Game 120, 2023

Brewers at Dodgers, 7:10 PM PDT, TV: Bally Sports WI, MLBN (out-of-market only), SPNLA

RHP Corbin Burnes (9-6, 3.60 ERA) takes the hill for the Brewers. He’ll face the Dodgers’ RHP Lance Lynn (9-9, 5.88 ERA).

Today in Dodgers’ history:

  • 1992 Kevin Gross, retiring 22 of the final 23 batters he faces on his wife’s birthday, no-hits the Giants at Dodger Stadium, 2-0. The LA right-hander’s no-no averts the team from being swept in a four-game series at home against the Giants for the first time in 69 years.
  • 2013 Clayton Kershaw blanks the Phillies at Citizens Bank Park, 5-0, giving the Dodgers their first double-digit winning streak since 2006. The team’s 42 victories in their last fifty games, including a 25-3 mark since the All-Star break, equals the 1941 Yankees and 1942 Cardinals for the best record for that span of games since 1900.

Lineups when available.

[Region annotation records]

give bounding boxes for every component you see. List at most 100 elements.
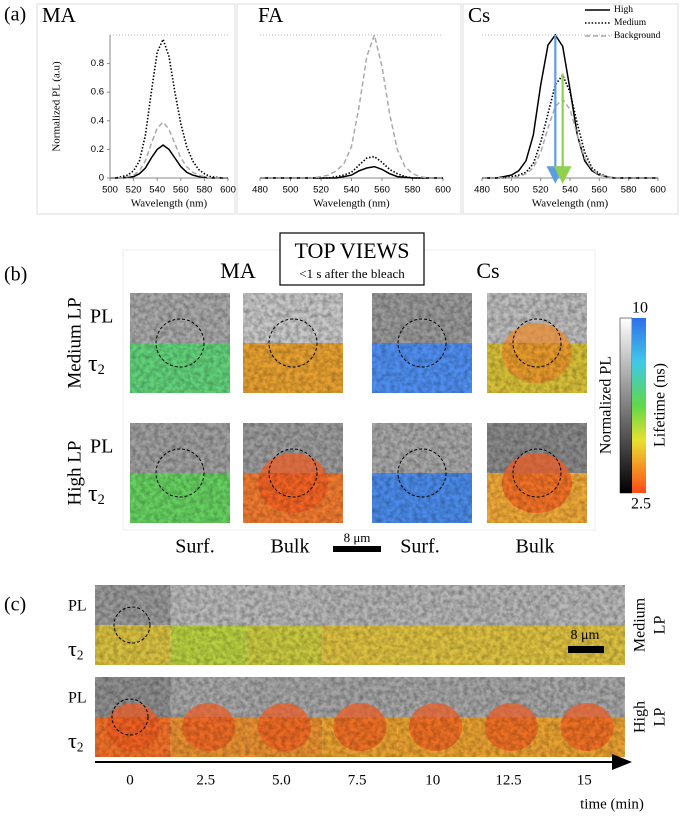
lifetime-texture — [397, 625, 474, 665]
time-label: 15 — [577, 772, 592, 788]
y-tick-label: 0.2 — [91, 144, 104, 155]
pl-colorbar — [619, 317, 633, 494]
x-tick-label: 480 — [252, 185, 268, 196]
pl-texture — [473, 585, 550, 625]
pl-label: PL — [68, 690, 87, 707]
bleach-circle — [111, 698, 149, 736]
lifetime-texture — [549, 625, 625, 665]
box-subtitle: <1 s after the bleach — [299, 266, 405, 281]
column-footer: Surf. — [175, 536, 214, 558]
tau-label: τ2 — [88, 351, 105, 379]
lifetime-texture — [243, 473, 343, 523]
time-label: 7.5 — [348, 772, 367, 788]
tau-subscript: 2 — [98, 362, 105, 378]
series-line — [482, 73, 658, 179]
lifetime-texture — [549, 717, 625, 757]
lifetime-texture — [243, 343, 343, 393]
column-footer: Bulk — [516, 536, 555, 558]
time-label: 2.5 — [196, 772, 215, 788]
pl-label: PL — [90, 306, 113, 328]
x-tick-label: 520 — [126, 185, 142, 196]
lifetime-texture — [487, 473, 587, 523]
lifetime-texture — [487, 343, 587, 393]
x-tick-label: 540 — [344, 185, 360, 196]
bleach-circle — [397, 318, 447, 368]
tau-label: τ2 — [68, 636, 83, 662]
bleach-circle — [268, 318, 318, 368]
x-tick-label: 560 — [173, 185, 189, 196]
lifetime-texture — [130, 343, 230, 393]
row-label: High — [632, 701, 649, 733]
x-axis-label: Wavelength (nm) — [131, 198, 208, 210]
row-label: Medium LP — [64, 297, 85, 388]
scale-bar — [333, 546, 381, 552]
column-footer: Bulk — [271, 536, 310, 558]
series-line — [482, 98, 658, 179]
x-tick-label: 600 — [650, 185, 666, 196]
x-tick-label: 600 — [435, 185, 451, 196]
chart-frame — [36, 3, 236, 215]
tau-label: τ2 — [88, 481, 105, 509]
scale-label: 8 μm — [344, 530, 371, 545]
pl-texture — [397, 585, 474, 625]
scale-bar — [568, 646, 604, 653]
x-tick-label: 580 — [405, 185, 421, 196]
lifetime-texture — [372, 473, 472, 523]
box-title: TOP VIEWS — [294, 238, 409, 263]
y-tick-label: 0.6 — [91, 87, 104, 98]
x-axis-label: Wavelength (nm) — [313, 198, 390, 210]
time-axis-label: time (min) — [580, 796, 644, 812]
lifetime-texture — [397, 717, 474, 757]
pl-texture — [243, 293, 343, 343]
pl-texture — [322, 585, 398, 625]
colorbar-label: Lifetime (ns) — [652, 363, 669, 447]
lifetime-texture — [473, 717, 550, 757]
pl-label: PL — [90, 436, 113, 458]
pl-label: PL — [68, 598, 87, 615]
x-axis-label: Wavelength (nm) — [532, 198, 609, 210]
title-box — [279, 232, 425, 286]
series-line — [110, 37, 228, 179]
x-tick-label: 480 — [474, 185, 490, 196]
panel-label: (a) — [4, 4, 26, 26]
x-tick-label: 560 — [591, 185, 607, 196]
pl-texture — [549, 585, 625, 625]
row-label: LP — [652, 708, 669, 727]
legend-label: Background — [614, 31, 661, 41]
row-label: LP — [652, 616, 669, 635]
tau-subscript: 2 — [77, 648, 84, 663]
chart-title: MA — [42, 3, 77, 27]
series-line — [260, 165, 443, 179]
lifetime-texture — [170, 717, 247, 757]
x-tick-label: 600 — [220, 185, 236, 196]
bleach-circle — [268, 448, 318, 498]
x-tick-label: 500 — [283, 185, 299, 196]
series-line — [260, 32, 443, 179]
time-label: 5.0 — [272, 772, 291, 788]
tau-subscript: 2 — [77, 740, 84, 755]
lifetime-texture — [473, 625, 550, 665]
x-tick-label: 520 — [313, 185, 329, 196]
column-label: MA — [220, 258, 256, 283]
pl-texture — [372, 293, 472, 343]
pl-texture — [170, 585, 247, 625]
series-line — [260, 155, 443, 179]
pl-texture — [130, 423, 230, 473]
pl-texture — [246, 585, 323, 625]
scale-label: 8 μm — [571, 628, 600, 643]
column-footer: Surf. — [400, 536, 439, 558]
tau-symbol: τ — [68, 728, 77, 753]
series-line — [110, 144, 228, 179]
lifetime-texture — [246, 625, 323, 665]
time-label: 0 — [126, 772, 134, 788]
row-label: High LP — [64, 441, 85, 506]
lifetime-texture — [372, 343, 472, 393]
chart-title: Cs — [468, 3, 490, 27]
bleach-circle — [155, 318, 205, 368]
column-label: Cs — [476, 258, 499, 283]
panel-label: (c) — [4, 594, 26, 616]
tau-symbol: τ — [88, 481, 98, 507]
legend-label: Medium — [614, 18, 647, 28]
x-tick-label: 520 — [533, 185, 549, 196]
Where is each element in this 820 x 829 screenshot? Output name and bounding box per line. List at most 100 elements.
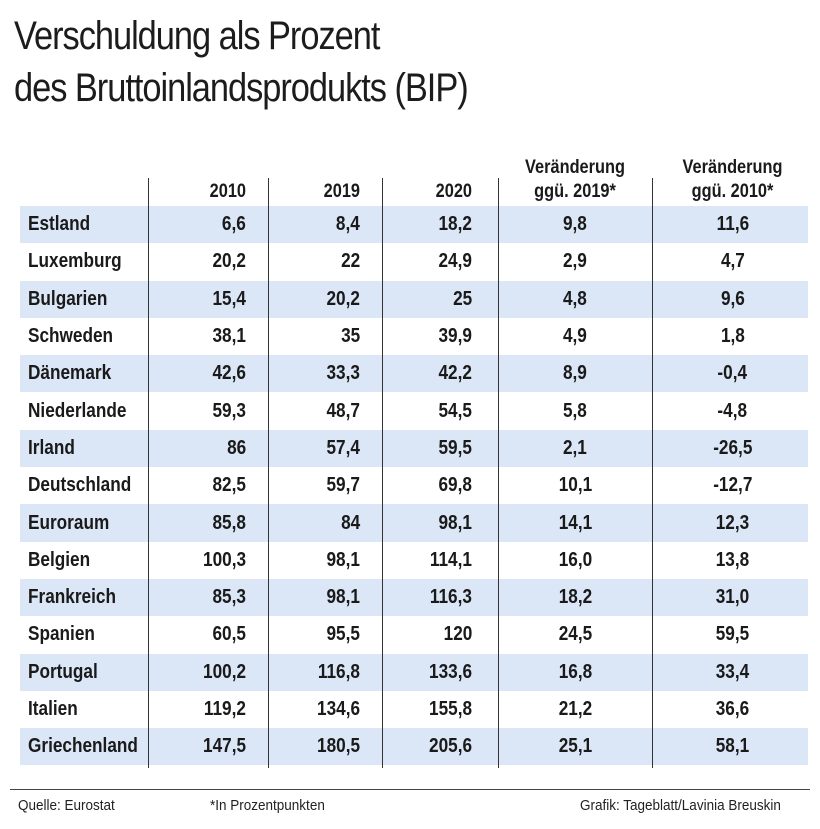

**Written exercise A:** In the game preview, which team does Kevin Gross no-hit in 1992?
**Written exercise B:** Reproduce the listing lines from the one containing "lifetime-texture — [397, 625, 474, 665]" through the one containing "lifetime-texture — [549, 717, 625, 757]", replacing "column-footer" with "column-caption" and leaving everything else unchanged.

**Right answer A:** The Giants.

**Right answer B:**
lifetime-texture — [397, 625, 474, 665]
time-label: 15 — [577, 772, 592, 788]
y-tick-label: 0.2 — [91, 144, 104, 155]
pl-colorbar — [619, 317, 633, 494]
x-tick-label: 480 — [252, 185, 268, 196]
pl-texture — [473, 585, 550, 625]
pl-label: PL — [68, 690, 87, 707]
bleach-circle — [111, 698, 149, 736]
lifetime-texture — [549, 625, 625, 665]
box-subtitle: <1 s after the bleach — [299, 266, 405, 281]
column-caption: Surf. — [175, 536, 214, 558]
tau-label: τ2 — [88, 351, 105, 379]
lifetime-texture — [243, 473, 343, 523]
time-label: 7.5 — [348, 772, 367, 788]
tau-subscript: 2 — [98, 362, 105, 378]
series-line — [482, 73, 658, 179]
lifetime-texture — [549, 717, 625, 757]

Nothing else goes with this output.